- **What you need to do**
Extract each line from the entries below that has the string "ThreadDemo" in it.

- **Data entries**
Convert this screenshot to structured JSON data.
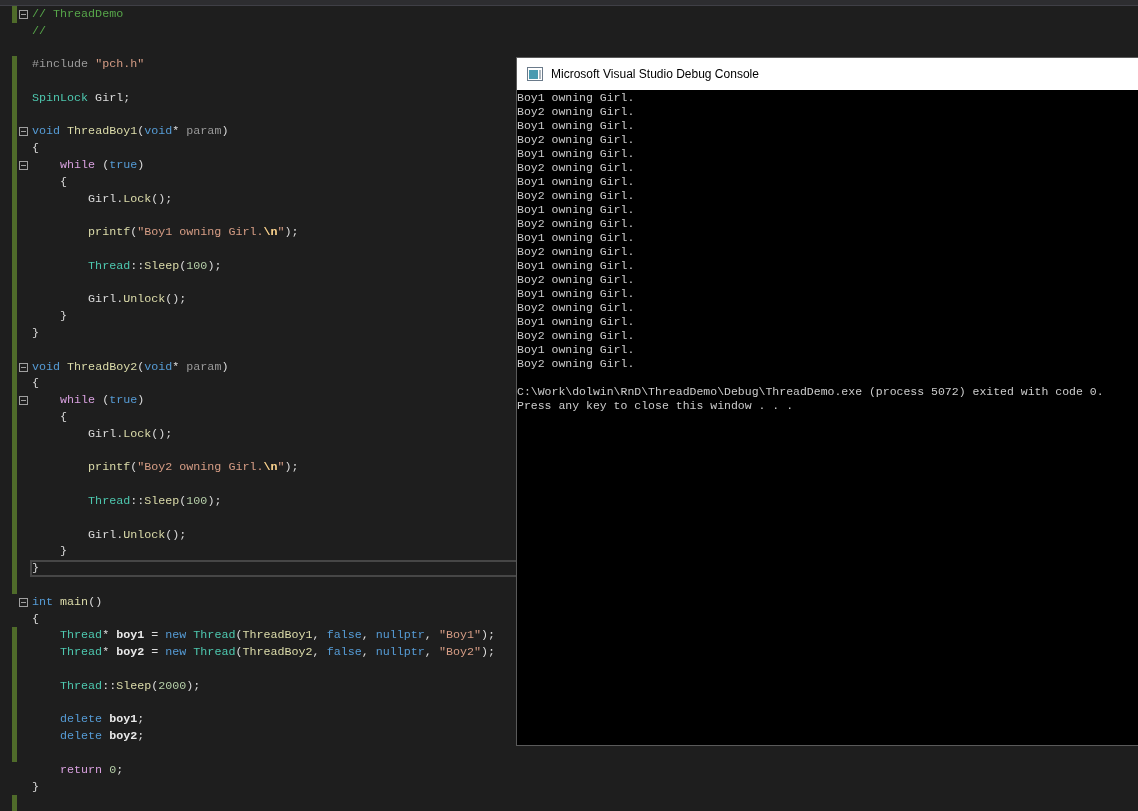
{
  "editor": {
    "lines": [
      {
        "fold": true,
        "changed": true,
        "current": false,
        "tokens": [
          {
            "kind": "comment",
            "text": "// ThreadDemo"
          }
        ]
      },
      {
        "fold": false,
        "changed": false,
        "current": false,
        "tokens": [
          {
            "kind": "comment",
            "text": "//"
          }
        ]
      },
      {
        "fold": false,
        "changed": false,
        "current": false
      },
      {
        "fold": false,
        "changed": true,
        "current": false,
        "tokens": [
          {
            "kind": "preproc",
            "text": "#include "
          },
          {
            "kind": "string",
            "text": "\"pch.h\""
          }
        ]
      },
      {
        "fold": false,
        "changed": true,
        "current": false
      },
      {
        "fold": false,
        "changed": true,
        "current": false,
        "tokens": [
          {
            "kind": "type",
            "text": "SpinLock"
          },
          {
            "kind": "plain",
            "text": " Girl;"
          }
        ]
      },
      {
        "fold": false,
        "changed": true,
        "current": false
      },
      {
        "fold": true,
        "changed": true,
        "current": false,
        "tokens": [
          {
            "kind": "keyword",
            "text": "void "
          },
          {
            "kind": "func",
            "text": "ThreadBoy1"
          },
          {
            "kind": "plain",
            "text": "("
          },
          {
            "kind": "keyword",
            "text": "void"
          },
          {
            "kind": "plain",
            "text": "* "
          },
          {
            "kind": "param",
            "text": "param"
          },
          {
            "kind": "plain",
            "text": ")"
          }
        ]
      },
      {
        "fold": false,
        "changed": true,
        "current": false,
        "tokens": [
          {
            "kind": "plain",
            "text": "{"
          }
        ]
      },
      {
        "fold": true,
        "changed": true,
        "current": false,
        "tokens": [
          {
            "kind": "control",
            "text": "    while"
          },
          {
            "kind": "plain",
            "text": " ("
          },
          {
            "kind": "keyword",
            "text": "true"
          },
          {
            "kind": "plain",
            "text": ")"
          }
        ]
      },
      {
        "fold": false,
        "changed": true,
        "current": false,
        "tokens": [
          {
            "kind": "plain",
            "text": "    {"
          }
        ]
      },
      {
        "fold": false,
        "changed": true,
        "current": false,
        "tokens": [
          {
            "kind": "plain",
            "text": "        Girl."
          },
          {
            "kind": "func",
            "text": "Lock"
          },
          {
            "kind": "plain",
            "text": "();"
          }
        ]
      },
      {
        "fold": false,
        "changed": true,
        "current": false
      },
      {
        "fold": false,
        "changed": true,
        "current": false,
        "tokens": [
          {
            "kind": "func",
            "text": "        printf"
          },
          {
            "kind": "plain",
            "text": "("
          },
          {
            "kind": "string",
            "text": "\"Boy1 owning Girl."
          },
          {
            "kind": "escape",
            "text": "\\n"
          },
          {
            "kind": "string",
            "text": "\""
          },
          {
            "kind": "plain",
            "text": ");"
          }
        ]
      },
      {
        "fold": false,
        "changed": true,
        "current": false
      },
      {
        "fold": false,
        "changed": true,
        "current": false,
        "tokens": [
          {
            "kind": "type",
            "text": "        Thread"
          },
          {
            "kind": "plain",
            "text": "::"
          },
          {
            "kind": "func",
            "text": "Sleep"
          },
          {
            "kind": "plain",
            "text": "("
          },
          {
            "kind": "number",
            "text": "100"
          },
          {
            "kind": "plain",
            "text": ");"
          }
        ]
      },
      {
        "fold": false,
        "changed": true,
        "current": false
      },
      {
        "fold": false,
        "changed": true,
        "current": false,
        "tokens": [
          {
            "kind": "plain",
            "text": "        Girl."
          },
          {
            "kind": "func",
            "text": "Unlock"
          },
          {
            "kind": "plain",
            "text": "();"
          }
        ]
      },
      {
        "fold": false,
        "changed": true,
        "current": false,
        "tokens": [
          {
            "kind": "plain",
            "text": "    }"
          }
        ]
      },
      {
        "fold": false,
        "changed": true,
        "current": false,
        "tokens": [
          {
            "kind": "plain",
            "text": "}"
          }
        ]
      },
      {
        "fold": false,
        "changed": true,
        "current": false
      },
      {
        "fold": true,
        "changed": true,
        "current": false,
        "tokens": [
          {
            "kind": "keyword",
            "text": "void "
          },
          {
            "kind": "func",
            "text": "ThreadBoy2"
          },
          {
            "kind": "plain",
            "text": "("
          },
          {
            "kind": "keyword",
            "text": "void"
          },
          {
            "kind": "plain",
            "text": "* "
          },
          {
            "kind": "param",
            "text": "param"
          },
          {
            "kind": "plain",
            "text": ")"
          }
        ]
      },
      {
        "fold": false,
        "changed": true,
        "current": false,
        "tokens": [
          {
            "kind": "plain",
            "text": "{"
          }
        ]
      },
      {
        "fold": true,
        "changed": true,
        "current": false,
        "tokens": [
          {
            "kind": "control",
            "text": "    while"
          },
          {
            "kind": "plain",
            "text": " ("
          },
          {
            "kind": "keyword",
            "text": "true"
          },
          {
            "kind": "plain",
            "text": ")"
          }
        ]
      },
      {
        "fold": false,
        "changed": true,
        "current": false,
        "tokens": [
          {
            "kind": "plain",
            "text": "    {"
          }
        ]
      },
      {
        "fold": false,
        "changed": true,
        "current": false,
        "tokens": [
          {
            "kind": "plain",
            "text": "        Girl."
          },
          {
            "kind": "func",
            "text": "Lock"
          },
          {
            "kind": "plain",
            "text": "();"
          }
        ]
      },
      {
        "fold": false,
        "changed": true,
        "current": false
      },
      {
        "fold": false,
        "changed": true,
        "current": false,
        "tokens": [
          {
            "kind": "func",
            "text": "        printf"
          },
          {
            "kind": "plain",
            "text": "("
          },
          {
            "kind": "string",
            "text": "\"Boy2 owning Girl."
          },
          {
            "kind": "escape",
            "text": "\\n"
          },
          {
            "kind": "string",
            "text": "\""
          },
          {
            "kind": "plain",
            "text": ");"
          }
        ]
      },
      {
        "fold": false,
        "changed": true,
        "current": false
      },
      {
        "fold": false,
        "changed": true,
        "current": false,
        "tokens": [
          {
            "kind": "type",
            "text": "        Thread"
          },
          {
            "kind": "plain",
            "text": "::"
          },
          {
            "kind": "func",
            "text": "Sleep"
          },
          {
            "kind": "plain",
            "text": "("
          },
          {
            "kind": "number",
            "text": "100"
          },
          {
            "kind": "plain",
            "text": ");"
          }
        ]
      },
      {
        "fold": false,
        "changed": true,
        "current": false
      },
      {
        "fold": false,
        "changed": true,
        "current": false,
        "tokens": [
          {
            "kind": "plain",
            "text": "        Girl."
          },
          {
            "kind": "func",
            "text": "Unlock"
          },
          {
            "kind": "plain",
            "text": "();"
          }
        ]
      },
      {
        "fold": false,
        "changed": true,
        "current": false,
        "tokens": [
          {
            "kind": "plain",
            "text": "    }"
          }
        ]
      },
      {
        "fold": false,
        "changed": true,
        "current": true,
        "tokens": [
          {
            "kind": "plain",
            "text": "}"
          }
        ]
      },
      {
        "fold": false,
        "changed": true,
        "current": false
      },
      {
        "fold": true,
        "changed": false,
        "current": false,
        "tokens": [
          {
            "kind": "keyword",
            "text": "int "
          },
          {
            "kind": "func",
            "text": "main"
          },
          {
            "kind": "plain",
            "text": "()"
          }
        ]
      },
      {
        "fold": false,
        "changed": false,
        "current": false,
        "tokens": [
          {
            "kind": "plain",
            "text": "{"
          }
        ]
      },
      {
        "fold": false,
        "changed": true,
        "current": false,
        "tokens": [
          {
            "kind": "type",
            "text": "    Thread"
          },
          {
            "kind": "plain",
            "text": "* "
          },
          {
            "kind": "local",
            "text": "boy1"
          },
          {
            "kind": "plain",
            "text": " = "
          },
          {
            "kind": "keyword",
            "text": "new "
          },
          {
            "kind": "type",
            "text": "Thread"
          },
          {
            "kind": "plain",
            "text": "("
          },
          {
            "kind": "func",
            "text": "ThreadBoy1"
          },
          {
            "kind": "plain",
            "text": ", "
          },
          {
            "kind": "keyword",
            "text": "false"
          },
          {
            "kind": "plain",
            "text": ", "
          },
          {
            "kind": "keyword",
            "text": "nullptr"
          },
          {
            "kind": "plain",
            "text": ", "
          },
          {
            "kind": "string",
            "text": "\"Boy1\""
          },
          {
            "kind": "plain",
            "text": ");"
          }
        ]
      },
      {
        "fold": false,
        "changed": true,
        "current": false,
        "tokens": [
          {
            "kind": "type",
            "text": "    Thread"
          },
          {
            "kind": "plain",
            "text": "* "
          },
          {
            "kind": "local",
            "text": "boy2"
          },
          {
            "kind": "plain",
            "text": " = "
          },
          {
            "kind": "keyword",
            "text": "new "
          },
          {
            "kind": "type",
            "text": "Thread"
          },
          {
            "kind": "plain",
            "text": "("
          },
          {
            "kind": "func",
            "text": "ThreadBoy2"
          },
          {
            "kind": "plain",
            "text": ", "
          },
          {
            "kind": "keyword",
            "text": "false"
          },
          {
            "kind": "plain",
            "text": ", "
          },
          {
            "kind": "keyword",
            "text": "nullptr"
          },
          {
            "kind": "plain",
            "text": ", "
          },
          {
            "kind": "string",
            "text": "\"Boy2\""
          },
          {
            "kind": "plain",
            "text": ");"
          }
        ]
      },
      {
        "fold": false,
        "changed": true,
        "current": false
      },
      {
        "fold": false,
        "changed": true,
        "current": false,
        "tokens": [
          {
            "kind": "type",
            "text": "    Thread"
          },
          {
            "kind": "plain",
            "text": "::"
          },
          {
            "kind": "func",
            "text": "Sleep"
          },
          {
            "kind": "plain",
            "text": "("
          },
          {
            "kind": "number",
            "text": "2000"
          },
          {
            "kind": "plain",
            "text": ");"
          }
        ]
      },
      {
        "fold": false,
        "changed": true,
        "current": false
      },
      {
        "fold": false,
        "changed": true,
        "current": false,
        "tokens": [
          {
            "kind": "keyword",
            "text": "    delete "
          },
          {
            "kind": "local",
            "text": "boy1"
          },
          {
            "kind": "plain",
            "text": ";"
          }
        ]
      },
      {
        "fold": false,
        "changed": true,
        "current": false,
        "tokens": [
          {
            "kind": "keyword",
            "text": "    delete "
          },
          {
            "kind": "local",
            "text": "boy2"
          },
          {
            "kind": "plain",
            "text": ";"
          }
        ]
      },
      {
        "fold": false,
        "changed": true,
        "current": false
      },
      {
        "fold": false,
        "changed": false,
        "current": false,
        "tokens": [
          {
            "kind": "control",
            "text": "    return "
          },
          {
            "kind": "number",
            "text": "0"
          },
          {
            "kind": "plain",
            "text": ";"
          }
        ]
      },
      {
        "fold": false,
        "changed": false,
        "current": false,
        "tokens": [
          {
            "kind": "plain",
            "text": "}"
          }
        ]
      },
      {
        "fold": false,
        "changed": true,
        "current": false
      }
    ]
  },
  "console": {
    "title": "Microsoft Visual Studio Debug Console",
    "output": [
      "Boy1 owning Girl.",
      "Boy2 owning Girl.",
      "Boy1 owning Girl.",
      "Boy2 owning Girl.",
      "Boy1 owning Girl.",
      "Boy2 owning Girl.",
      "Boy1 owning Girl.",
      "Boy2 owning Girl.",
      "Boy1 owning Girl.",
      "Boy2 owning Girl.",
      "Boy1 owning Girl.",
      "Boy2 owning Girl.",
      "Boy1 owning Girl.",
      "Boy2 owning Girl.",
      "Boy1 owning Girl.",
      "Boy2 owning Girl.",
      "Boy1 owning Girl.",
      "Boy2 owning Girl.",
      "Boy1 owning Girl.",
      "Boy2 owning Girl."
    ],
    "footer": [
      "C:\\Work\\dolwin\\RnD\\ThreadDemo\\Debug\\ThreadDemo.exe (process 5072) exited with code 0.",
      "Press any key to close this window . . ."
    ]
  }
}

- **Result below**
            "text": "// ThreadDemo"
      "C:\\Work\\dolwin\\RnD\\ThreadDemo\\Debug\\ThreadDemo.exe (process 5072) exited with code 0.",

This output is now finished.